THE TASK.
Can you set down, word for word, everything in the falafel recipe from "Filter the water" down to "by adding cumin."?

DOCUMENT EXCERPT.

* * * * * * *

1/2 pound dried chickpeas

4 cloves of garlic

1 onion

1/2 bunch parsley

1/2 bunch cilantro

1 green chili pepper

Tablespoon cumin

Tablespoon salt


Leave the chickpeas overnight soaked in cold water.

Filter the water and grind chickpeas in a meat grinder machine or in a food processor together with the remaining ingredients. Mix/grind until the mixture get smooth and consistent texture and the color become greenish.

Taste the mass and correct the seasoning if necessary.

Create balls and fry in deep oil for few minutes until brown and crispy layer is created around the ball.

Chef recommendations: you can add beetroot in order to get nice red falafel, or create yellow falafel by adding cumin.

* * * * * * *

Element location listings
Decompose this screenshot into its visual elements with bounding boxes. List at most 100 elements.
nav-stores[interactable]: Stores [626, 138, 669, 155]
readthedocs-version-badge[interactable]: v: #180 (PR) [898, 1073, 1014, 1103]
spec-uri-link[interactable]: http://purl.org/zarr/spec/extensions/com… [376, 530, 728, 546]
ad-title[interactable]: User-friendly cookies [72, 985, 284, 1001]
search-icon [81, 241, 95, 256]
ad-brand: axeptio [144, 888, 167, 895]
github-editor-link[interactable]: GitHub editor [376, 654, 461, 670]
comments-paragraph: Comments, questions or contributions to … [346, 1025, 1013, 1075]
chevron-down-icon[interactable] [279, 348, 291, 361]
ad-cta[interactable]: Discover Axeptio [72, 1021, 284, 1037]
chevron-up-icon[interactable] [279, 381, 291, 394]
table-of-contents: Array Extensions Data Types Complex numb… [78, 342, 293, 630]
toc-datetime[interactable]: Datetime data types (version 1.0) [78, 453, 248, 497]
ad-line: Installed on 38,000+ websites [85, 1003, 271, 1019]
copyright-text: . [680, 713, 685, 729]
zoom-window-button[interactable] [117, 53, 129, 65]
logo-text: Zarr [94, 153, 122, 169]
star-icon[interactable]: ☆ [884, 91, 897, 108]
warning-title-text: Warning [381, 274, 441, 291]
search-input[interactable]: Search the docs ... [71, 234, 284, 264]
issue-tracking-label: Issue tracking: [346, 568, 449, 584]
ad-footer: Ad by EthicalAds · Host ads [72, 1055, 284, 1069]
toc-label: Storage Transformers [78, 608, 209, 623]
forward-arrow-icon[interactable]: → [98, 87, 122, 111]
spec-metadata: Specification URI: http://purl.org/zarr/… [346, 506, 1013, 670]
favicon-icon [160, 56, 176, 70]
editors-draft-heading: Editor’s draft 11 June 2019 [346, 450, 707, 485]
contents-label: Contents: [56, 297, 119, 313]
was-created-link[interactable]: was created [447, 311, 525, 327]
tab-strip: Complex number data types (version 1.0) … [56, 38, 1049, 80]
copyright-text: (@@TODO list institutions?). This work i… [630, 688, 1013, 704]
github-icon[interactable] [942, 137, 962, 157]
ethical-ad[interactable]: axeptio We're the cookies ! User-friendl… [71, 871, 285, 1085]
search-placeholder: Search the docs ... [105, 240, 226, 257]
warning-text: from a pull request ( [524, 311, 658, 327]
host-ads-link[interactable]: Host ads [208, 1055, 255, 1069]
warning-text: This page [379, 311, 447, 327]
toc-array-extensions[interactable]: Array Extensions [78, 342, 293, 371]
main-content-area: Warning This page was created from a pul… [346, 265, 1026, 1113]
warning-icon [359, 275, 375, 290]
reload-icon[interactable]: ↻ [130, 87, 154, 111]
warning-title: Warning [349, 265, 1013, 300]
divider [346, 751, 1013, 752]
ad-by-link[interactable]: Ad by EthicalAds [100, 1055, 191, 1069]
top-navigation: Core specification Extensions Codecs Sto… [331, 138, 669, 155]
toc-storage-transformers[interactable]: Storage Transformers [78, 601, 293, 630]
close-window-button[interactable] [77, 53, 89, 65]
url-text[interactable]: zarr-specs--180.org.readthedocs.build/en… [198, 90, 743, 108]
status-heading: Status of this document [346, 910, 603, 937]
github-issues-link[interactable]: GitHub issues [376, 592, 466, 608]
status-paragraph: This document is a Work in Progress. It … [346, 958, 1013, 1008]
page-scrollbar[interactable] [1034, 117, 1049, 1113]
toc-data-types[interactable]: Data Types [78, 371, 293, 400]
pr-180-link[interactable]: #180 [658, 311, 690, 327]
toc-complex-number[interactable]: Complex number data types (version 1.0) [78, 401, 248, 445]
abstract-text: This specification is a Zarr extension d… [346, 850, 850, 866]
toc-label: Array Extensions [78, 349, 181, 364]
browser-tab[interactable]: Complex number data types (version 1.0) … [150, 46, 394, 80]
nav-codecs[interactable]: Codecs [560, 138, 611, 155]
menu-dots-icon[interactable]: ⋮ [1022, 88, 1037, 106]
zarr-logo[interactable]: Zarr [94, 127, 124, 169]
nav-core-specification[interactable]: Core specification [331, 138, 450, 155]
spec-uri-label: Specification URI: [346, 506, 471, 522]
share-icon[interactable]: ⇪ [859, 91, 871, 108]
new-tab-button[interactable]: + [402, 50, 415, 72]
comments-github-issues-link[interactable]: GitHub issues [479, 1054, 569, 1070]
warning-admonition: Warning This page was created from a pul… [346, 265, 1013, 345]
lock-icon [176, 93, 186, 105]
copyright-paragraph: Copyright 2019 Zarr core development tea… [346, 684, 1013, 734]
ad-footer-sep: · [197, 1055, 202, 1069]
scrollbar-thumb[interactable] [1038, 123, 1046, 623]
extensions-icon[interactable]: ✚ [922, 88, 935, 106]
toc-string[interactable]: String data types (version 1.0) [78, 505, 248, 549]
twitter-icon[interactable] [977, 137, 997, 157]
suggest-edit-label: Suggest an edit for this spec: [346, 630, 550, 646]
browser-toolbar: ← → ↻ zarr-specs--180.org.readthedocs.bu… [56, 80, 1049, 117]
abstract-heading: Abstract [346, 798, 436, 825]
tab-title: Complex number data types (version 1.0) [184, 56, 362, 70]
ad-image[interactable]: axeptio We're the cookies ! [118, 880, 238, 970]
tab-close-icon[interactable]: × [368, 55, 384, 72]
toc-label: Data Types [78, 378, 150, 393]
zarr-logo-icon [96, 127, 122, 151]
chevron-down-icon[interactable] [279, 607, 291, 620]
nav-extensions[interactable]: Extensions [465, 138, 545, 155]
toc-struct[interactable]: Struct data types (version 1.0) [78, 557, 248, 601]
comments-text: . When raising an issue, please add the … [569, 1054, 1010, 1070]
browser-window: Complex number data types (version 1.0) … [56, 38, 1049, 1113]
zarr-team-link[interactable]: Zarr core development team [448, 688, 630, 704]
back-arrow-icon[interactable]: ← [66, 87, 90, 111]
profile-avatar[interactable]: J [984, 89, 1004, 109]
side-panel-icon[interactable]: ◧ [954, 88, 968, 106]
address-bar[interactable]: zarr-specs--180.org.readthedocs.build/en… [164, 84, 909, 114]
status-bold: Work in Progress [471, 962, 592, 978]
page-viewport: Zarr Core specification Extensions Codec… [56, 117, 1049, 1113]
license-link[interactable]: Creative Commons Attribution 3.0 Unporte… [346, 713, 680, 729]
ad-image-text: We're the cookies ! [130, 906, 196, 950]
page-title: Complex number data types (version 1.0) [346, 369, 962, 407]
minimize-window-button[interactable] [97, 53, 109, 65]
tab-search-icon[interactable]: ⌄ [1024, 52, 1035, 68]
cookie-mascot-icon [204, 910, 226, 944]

* * * * * * *

SOLUTION BELOW.
Filter the water and grind chickpeas in a meat grinder machine or in a food processor together with the remaining ingredients. Mix/grind until the mixture get smooth and consistent texture and the color become greenish.

Taste the mass and correct the seasoning if necessary.

Create balls and fry in deep oil for few minutes until brown and crispy layer is created around the ball.

Chef recommendations: you can add beetroot in order to get nice red falafel, or create yellow falafel by adding cumin.